— Start MATERIAL FOR THIS TASK —
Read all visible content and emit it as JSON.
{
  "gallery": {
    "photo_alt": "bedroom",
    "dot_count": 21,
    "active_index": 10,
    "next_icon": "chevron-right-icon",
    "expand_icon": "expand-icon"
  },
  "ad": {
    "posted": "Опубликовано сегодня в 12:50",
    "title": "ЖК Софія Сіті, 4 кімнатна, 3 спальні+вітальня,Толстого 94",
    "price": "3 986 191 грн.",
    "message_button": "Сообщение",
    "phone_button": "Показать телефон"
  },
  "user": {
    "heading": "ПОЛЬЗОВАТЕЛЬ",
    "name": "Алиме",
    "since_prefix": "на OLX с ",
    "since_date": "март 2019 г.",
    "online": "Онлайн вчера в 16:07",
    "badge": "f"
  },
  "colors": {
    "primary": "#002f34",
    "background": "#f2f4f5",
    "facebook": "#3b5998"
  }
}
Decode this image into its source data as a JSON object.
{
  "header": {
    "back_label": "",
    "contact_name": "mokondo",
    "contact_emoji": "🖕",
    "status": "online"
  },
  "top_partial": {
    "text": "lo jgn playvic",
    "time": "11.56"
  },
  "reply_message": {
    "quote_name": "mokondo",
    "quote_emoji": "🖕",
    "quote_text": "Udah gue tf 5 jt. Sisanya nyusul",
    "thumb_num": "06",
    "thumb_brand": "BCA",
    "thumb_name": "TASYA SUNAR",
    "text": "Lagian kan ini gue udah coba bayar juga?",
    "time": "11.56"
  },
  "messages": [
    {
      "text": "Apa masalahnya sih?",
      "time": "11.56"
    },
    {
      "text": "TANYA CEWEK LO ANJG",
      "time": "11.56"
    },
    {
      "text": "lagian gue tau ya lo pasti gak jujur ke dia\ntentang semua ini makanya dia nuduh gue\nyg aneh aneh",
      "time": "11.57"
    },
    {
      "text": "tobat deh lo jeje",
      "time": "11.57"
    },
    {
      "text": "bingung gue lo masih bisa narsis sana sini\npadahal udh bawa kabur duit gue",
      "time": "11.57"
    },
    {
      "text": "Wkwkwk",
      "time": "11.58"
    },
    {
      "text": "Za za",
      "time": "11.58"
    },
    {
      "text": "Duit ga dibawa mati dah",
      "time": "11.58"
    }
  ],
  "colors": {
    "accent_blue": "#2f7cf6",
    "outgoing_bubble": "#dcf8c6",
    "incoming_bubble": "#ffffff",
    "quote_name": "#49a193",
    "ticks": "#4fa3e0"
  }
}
— End MATERIAL FOR THIS TASK —
STATED PROBLEM: Read the entries and select each line where the word "JSON" is found.

RESULT:
Read all visible content and emit it as JSON.
Decode this image into its source data as a JSON object.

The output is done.